REQUIRED WORK: Reproduce every entry exactly, without alteration.

---------- DATASET RECORDS ----------

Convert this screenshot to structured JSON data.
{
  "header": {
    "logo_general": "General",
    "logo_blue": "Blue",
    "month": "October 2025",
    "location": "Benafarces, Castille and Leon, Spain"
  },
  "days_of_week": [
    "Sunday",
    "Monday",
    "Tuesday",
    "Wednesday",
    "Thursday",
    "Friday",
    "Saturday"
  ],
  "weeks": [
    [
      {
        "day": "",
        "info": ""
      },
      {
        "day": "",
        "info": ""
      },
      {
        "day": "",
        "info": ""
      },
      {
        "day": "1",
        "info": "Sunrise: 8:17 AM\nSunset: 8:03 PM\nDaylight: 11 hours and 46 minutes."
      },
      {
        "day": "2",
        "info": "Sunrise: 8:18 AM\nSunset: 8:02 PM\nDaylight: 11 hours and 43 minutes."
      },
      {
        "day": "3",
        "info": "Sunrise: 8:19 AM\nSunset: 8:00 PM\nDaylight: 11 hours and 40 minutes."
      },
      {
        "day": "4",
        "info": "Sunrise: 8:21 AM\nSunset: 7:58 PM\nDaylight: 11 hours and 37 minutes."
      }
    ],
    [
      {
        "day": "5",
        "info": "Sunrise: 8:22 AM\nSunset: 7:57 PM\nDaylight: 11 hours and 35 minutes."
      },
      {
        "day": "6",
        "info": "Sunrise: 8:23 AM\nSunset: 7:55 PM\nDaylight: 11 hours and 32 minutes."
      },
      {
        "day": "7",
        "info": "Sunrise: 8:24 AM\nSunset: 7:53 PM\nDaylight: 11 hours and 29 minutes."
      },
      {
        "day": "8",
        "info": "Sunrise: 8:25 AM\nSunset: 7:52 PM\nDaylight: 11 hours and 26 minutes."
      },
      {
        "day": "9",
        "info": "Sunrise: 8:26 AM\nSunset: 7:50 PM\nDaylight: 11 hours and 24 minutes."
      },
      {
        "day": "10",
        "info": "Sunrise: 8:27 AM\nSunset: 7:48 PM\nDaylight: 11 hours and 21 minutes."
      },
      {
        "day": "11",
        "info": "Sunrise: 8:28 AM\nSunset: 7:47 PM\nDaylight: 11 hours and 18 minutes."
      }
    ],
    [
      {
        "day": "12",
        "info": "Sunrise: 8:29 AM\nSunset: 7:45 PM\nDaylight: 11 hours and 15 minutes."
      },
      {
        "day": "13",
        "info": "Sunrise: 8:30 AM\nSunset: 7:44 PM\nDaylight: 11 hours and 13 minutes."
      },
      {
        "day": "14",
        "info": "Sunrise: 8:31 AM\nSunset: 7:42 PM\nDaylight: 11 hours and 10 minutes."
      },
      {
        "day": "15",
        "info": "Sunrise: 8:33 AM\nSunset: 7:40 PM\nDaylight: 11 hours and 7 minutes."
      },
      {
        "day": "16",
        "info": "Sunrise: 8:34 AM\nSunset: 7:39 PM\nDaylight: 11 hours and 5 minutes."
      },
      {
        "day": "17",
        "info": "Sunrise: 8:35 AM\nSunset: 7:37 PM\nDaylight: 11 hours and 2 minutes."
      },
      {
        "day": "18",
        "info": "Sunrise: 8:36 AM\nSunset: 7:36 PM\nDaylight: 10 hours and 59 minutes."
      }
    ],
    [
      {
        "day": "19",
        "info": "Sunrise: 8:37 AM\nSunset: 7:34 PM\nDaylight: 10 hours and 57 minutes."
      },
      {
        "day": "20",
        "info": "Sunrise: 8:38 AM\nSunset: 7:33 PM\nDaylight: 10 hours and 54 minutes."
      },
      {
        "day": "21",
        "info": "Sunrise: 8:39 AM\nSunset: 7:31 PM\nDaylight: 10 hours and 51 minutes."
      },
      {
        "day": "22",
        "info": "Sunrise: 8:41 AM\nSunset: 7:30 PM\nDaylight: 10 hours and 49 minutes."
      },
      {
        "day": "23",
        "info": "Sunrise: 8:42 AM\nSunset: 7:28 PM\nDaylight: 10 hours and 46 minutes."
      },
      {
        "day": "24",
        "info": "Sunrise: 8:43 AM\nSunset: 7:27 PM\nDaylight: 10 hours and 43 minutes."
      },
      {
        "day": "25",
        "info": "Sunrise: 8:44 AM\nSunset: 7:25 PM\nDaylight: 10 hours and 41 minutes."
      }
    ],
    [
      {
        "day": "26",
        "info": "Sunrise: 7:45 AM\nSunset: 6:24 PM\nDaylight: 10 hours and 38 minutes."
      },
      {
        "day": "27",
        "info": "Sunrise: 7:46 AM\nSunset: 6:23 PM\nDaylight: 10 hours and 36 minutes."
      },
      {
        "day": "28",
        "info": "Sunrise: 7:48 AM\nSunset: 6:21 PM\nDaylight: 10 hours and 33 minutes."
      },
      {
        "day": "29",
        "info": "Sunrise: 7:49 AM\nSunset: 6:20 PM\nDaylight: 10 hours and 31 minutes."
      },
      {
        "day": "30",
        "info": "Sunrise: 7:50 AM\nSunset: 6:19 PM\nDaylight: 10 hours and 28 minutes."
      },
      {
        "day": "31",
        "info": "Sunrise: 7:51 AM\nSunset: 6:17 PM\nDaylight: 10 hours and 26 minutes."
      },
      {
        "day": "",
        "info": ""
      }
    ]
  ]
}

----------

RESPONSE FOR THIS EXERCISE:
Convert this screenshot to structured JSON data.
{
  "header": {
    "logo_general": "General",
    "logo_blue": "Blue",
    "month": "October 2025",
    "location": "Benafarces, Castille and Leon, Spain"
  },
  "days_of_week": [
    "Sunday",
    "Monday",
    "Tuesday",
    "Wednesday",
    "Thursday",
    "Friday",
    "Saturday"
  ],
  "weeks": [
    [
      {
        "day": "",
        "info": ""
      },
      {
        "day": "",
        "info": ""
      },
      {
        "day": "",
        "info": ""
      },
      {
        "day": "1",
        "info": "Sunrise: 8:17 AM\nSunset: 8:03 PM\nDaylight: 11 hours and 46 minutes."
      },
      {
        "day": "2",
        "info": "Sunrise: 8:18 AM\nSunset: 8:02 PM\nDaylight: 11 hours and 43 minutes."
      },
      {
        "day": "3",
        "info": "Sunrise: 8:19 AM\nSunset: 8:00 PM\nDaylight: 11 hours and 40 minutes."
      },
      {
        "day": "4",
        "info": "Sunrise: 8:21 AM\nSunset: 7:58 PM\nDaylight: 11 hours and 37 minutes."
      }
    ],
    [
      {
        "day": "5",
        "info": "Sunrise: 8:22 AM\nSunset: 7:57 PM\nDaylight: 11 hours and 35 minutes."
      },
      {
        "day": "6",
        "info": "Sunrise: 8:23 AM\nSunset: 7:55 PM\nDaylight: 11 hours and 32 minutes."
      },
      {
        "day": "7",
        "info": "Sunrise: 8:24 AM\nSunset: 7:53 PM\nDaylight: 11 hours and 29 minutes."
      },
      {
        "day": "8",
        "info": "Sunrise: 8:25 AM\nSunset: 7:52 PM\nDaylight: 11 hours and 26 minutes."
      },
      {
        "day": "9",
        "info": "Sunrise: 8:26 AM\nSunset: 7:50 PM\nDaylight: 11 hours and 24 minutes."
      },
      {
        "day": "10",
        "info": "Sunrise: 8:27 AM\nSunset: 7:48 PM\nDaylight: 11 hours and 21 minutes."
      },
      {
        "day": "11",
        "info": "Sunrise: 8:28 AM\nSunset: 7:47 PM\nDaylight: 11 hours and 18 minutes."
      }
    ],
    [
      {
        "day": "12",
        "info": "Sunrise: 8:29 AM\nSunset: 7:45 PM\nDaylight: 11 hours and 15 minutes."
      },
      {
        "day": "13",
        "info": "Sunrise: 8:30 AM\nSunset: 7:44 PM\nDaylight: 11 hours and 13 minutes."
      },
      {
        "day": "14",
        "info": "Sunrise: 8:31 AM\nSunset: 7:42 PM\nDaylight: 11 hours and 10 minutes."
      },
      {
        "day": "15",
        "info": "Sunrise: 8:33 AM\nSunset: 7:40 PM\nDaylight: 11 hours and 7 minutes."
      },
      {
        "day": "16",
        "info": "Sunrise: 8:34 AM\nSunset: 7:39 PM\nDaylight: 11 hours and 5 minutes."
      },
      {
        "day": "17",
        "info": "Sunrise: 8:35 AM\nSunset: 7:37 PM\nDaylight: 11 hours and 2 minutes."
      },
      {
        "day": "18",
        "info": "Sunrise: 8:36 AM\nSunset: 7:36 PM\nDaylight: 10 hours and 59 minutes."
      }
    ],
    [
      {
        "day": "19",
        "info": "Sunrise: 8:37 AM\nSunset: 7:34 PM\nDaylight: 10 hours and 57 minutes."
      },
      {
        "day": "20",
        "info": "Sunrise: 8:38 AM\nSunset: 7:33 PM\nDaylight: 10 hours and 54 minutes."
      },
      {
        "day": "21",
        "info": "Sunrise: 8:39 AM\nSunset: 7:31 PM\nDaylight: 10 hours and 51 minutes."
      },
      {
        "day": "22",
        "info": "Sunrise: 8:41 AM\nSunset: 7:30 PM\nDaylight: 10 hours and 49 minutes."
      },
      {
        "day": "23",
        "info": "Sunrise: 8:42 AM\nSunset: 7:28 PM\nDaylight: 10 hours and 46 minutes."
      },
      {
        "day": "24",
        "info": "Sunrise: 8:43 AM\nSunset: 7:27 PM\nDaylight: 10 hours and 43 minutes."
      },
      {
        "day": "25",
        "info": "Sunrise: 8:44 AM\nSunset: 7:25 PM\nDaylight: 10 hours and 41 minutes."
      }
    ],
    [
      {
        "day": "26",
        "info": "Sunrise: 7:45 AM\nSunset: 6:24 PM\nDaylight: 10 hours and 38 minutes."
      },
      {
        "day": "27",
        "info": "Sunrise: 7:46 AM\nSunset: 6:23 PM\nDaylight: 10 hours and 36 minutes."
      },
      {
        "day": "28",
        "info": "Sunrise: 7:48 AM\nSunset: 6:21 PM\nDaylight: 10 hours and 33 minutes."
      },
      {
        "day": "29",
        "info": "Sunrise: 7:49 AM\nSunset: 6:20 PM\nDaylight: 10 hours and 31 minutes."
      },
      {
        "day": "30",
        "info": "Sunrise: 7:50 AM\nSunset: 6:19 PM\nDaylight: 10 hours and 28 minutes."
      },
      {
        "day": "31",
        "info": "Sunrise: 7:51 AM\nSunset: 6:17 PM\nDaylight: 10 hours and 26 minutes."
      },
      {
        "day": "",
        "info": ""
      }
    ]
  ]
}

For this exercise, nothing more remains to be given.